_ZU BEARBEITENDE AUFGABEN_.
A) Nennen Sie sämtliche Personen, deren Namen im unten stehenden Text zur Bilanz der Biden-Regierung vorkommen.
B) Schreiben Sie den nachfolgenden Text über die Fast-Halbzeitbilanz der Biden-Regierung im gleichen Stil weiter, beginnend nach seinem letzten Satz.

Sommerliche Temperaturen mag es in Washington, D.C. derzeit geben, eitel Sonnenschein herrscht für die Biden-Regierung aber kaum. Mehr als anderthalb Jahre nach Amtsantritt sieht sich der 46. US-Präsident vielmehr mit einer durchwachsenen Fast-Halbzeitbilanz konfrontiert: Das leidige Thema Corona ist zwar inzwischen weitgehend ad acta  gelegt, doch viele der ehrgeizigeren Programmvorhaben der neuen Regierung sind entweder in den Mühlen des Tagesgeschäfts versandet oder einen stillen Tod in den Senatsausschüssen gestorben. Dort, das kommt erschwerend hinzu, haben die Demokraten nach wie vor nur eine hauchzarte Mehrheit und sind insbesondere auf die Mitwirkung der beiden erklärten Moderaten Kyrsten Sinema und Joe Manchin angewiesen. Sagen die beiden No, dann war es das mit aller Reformherrlichkeit. Und No gesagt haben sie in den letzten Monaten häufig genug.

_AUSZUG AUS DATENSATZ_.
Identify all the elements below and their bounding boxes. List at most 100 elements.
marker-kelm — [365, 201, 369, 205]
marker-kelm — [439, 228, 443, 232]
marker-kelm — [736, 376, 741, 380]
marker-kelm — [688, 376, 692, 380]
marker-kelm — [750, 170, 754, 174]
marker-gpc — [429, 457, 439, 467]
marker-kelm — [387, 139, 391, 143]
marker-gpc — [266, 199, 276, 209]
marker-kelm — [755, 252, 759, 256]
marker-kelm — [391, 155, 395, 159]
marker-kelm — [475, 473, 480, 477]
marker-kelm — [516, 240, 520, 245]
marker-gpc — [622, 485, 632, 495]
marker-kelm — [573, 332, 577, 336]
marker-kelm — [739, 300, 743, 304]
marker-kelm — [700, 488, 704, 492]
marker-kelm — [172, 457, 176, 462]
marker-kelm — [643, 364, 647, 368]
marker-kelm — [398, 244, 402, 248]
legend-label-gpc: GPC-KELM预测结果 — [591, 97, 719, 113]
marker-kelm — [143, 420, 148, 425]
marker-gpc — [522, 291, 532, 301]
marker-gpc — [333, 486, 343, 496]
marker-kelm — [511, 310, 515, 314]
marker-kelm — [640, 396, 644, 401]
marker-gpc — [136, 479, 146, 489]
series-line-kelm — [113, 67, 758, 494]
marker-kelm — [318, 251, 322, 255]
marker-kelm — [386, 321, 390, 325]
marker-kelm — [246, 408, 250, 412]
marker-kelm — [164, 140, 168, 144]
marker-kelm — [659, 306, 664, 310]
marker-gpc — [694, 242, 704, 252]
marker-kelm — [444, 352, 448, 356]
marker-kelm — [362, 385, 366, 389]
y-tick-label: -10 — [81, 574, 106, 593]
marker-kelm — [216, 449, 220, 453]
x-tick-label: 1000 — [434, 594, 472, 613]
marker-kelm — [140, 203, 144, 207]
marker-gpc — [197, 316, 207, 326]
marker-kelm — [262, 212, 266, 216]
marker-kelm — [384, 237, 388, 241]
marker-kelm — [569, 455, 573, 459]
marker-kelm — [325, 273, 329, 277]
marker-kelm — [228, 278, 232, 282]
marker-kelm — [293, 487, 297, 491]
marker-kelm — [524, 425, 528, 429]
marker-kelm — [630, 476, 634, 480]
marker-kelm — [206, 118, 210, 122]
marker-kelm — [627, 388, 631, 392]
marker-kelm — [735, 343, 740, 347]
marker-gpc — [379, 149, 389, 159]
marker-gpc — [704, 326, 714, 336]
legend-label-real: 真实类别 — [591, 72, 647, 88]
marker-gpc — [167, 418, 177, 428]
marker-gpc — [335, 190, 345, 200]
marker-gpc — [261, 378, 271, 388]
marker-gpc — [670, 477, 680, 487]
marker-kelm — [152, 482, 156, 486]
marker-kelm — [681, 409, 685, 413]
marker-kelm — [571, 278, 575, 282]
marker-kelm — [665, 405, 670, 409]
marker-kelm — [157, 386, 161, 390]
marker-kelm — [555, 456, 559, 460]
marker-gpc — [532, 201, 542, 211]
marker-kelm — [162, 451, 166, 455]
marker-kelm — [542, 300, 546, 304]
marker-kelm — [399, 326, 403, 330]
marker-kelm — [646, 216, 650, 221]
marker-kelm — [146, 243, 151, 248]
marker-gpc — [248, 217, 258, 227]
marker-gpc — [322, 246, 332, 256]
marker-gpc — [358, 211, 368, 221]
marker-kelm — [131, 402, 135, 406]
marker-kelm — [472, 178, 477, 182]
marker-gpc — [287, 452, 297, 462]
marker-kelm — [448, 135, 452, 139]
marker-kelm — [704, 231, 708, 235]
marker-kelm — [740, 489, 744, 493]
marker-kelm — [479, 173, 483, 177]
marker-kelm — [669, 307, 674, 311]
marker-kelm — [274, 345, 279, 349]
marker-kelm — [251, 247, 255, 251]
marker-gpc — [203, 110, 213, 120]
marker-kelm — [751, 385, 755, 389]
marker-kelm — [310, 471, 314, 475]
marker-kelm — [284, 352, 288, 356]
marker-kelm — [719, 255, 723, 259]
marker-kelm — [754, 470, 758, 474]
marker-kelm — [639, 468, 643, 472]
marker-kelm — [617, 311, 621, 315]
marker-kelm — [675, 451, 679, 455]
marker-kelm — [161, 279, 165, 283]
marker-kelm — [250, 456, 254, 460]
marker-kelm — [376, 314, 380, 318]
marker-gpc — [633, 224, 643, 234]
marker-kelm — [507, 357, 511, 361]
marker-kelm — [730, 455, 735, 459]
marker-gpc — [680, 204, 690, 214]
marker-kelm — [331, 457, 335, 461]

_ANTWORTEN JE AUFGABE_.
A) Biden, Kyrsten Sinema, Joe Manchin

B)
Zwar hat sich Bidens Lage zuletzt etwas gebessert – einerseits, weil es ihm doch noch gelungen ist, die demokratische Senatsfraktion auf seinen Inflation Reduction Act einzuschwören, andererseits aufgrund der Nachwehen der Supreme-Court-Entscheidung im Fall Dobbs v. Jackson Women’s Health Organization – doch dürfte er sich dennoch mit Bauchschmerzendem Stolperstein nahezu jeder Nachkriegspräsidentschaft nähern: den für Anfang November angesetzten Zwischenwahlen, bei denen die Partei des Amtsinhabers traditionell abgestraft wird. (Der Letzte, der eine rundum positive Zwischenwahlbilanz verbuchen konnte, war George W. Bush 2002, also zu einer Zeit, als das Land geradewegs Richtung Irakkrieg taumelte.) Sollte sich nichts Grundlegendes mehr tun, dann wird wohl zumindest das Repräsentantenhaus an die Republikaner fallen und die Handlungsmacht der Regierung stark zusammenschrumpfen.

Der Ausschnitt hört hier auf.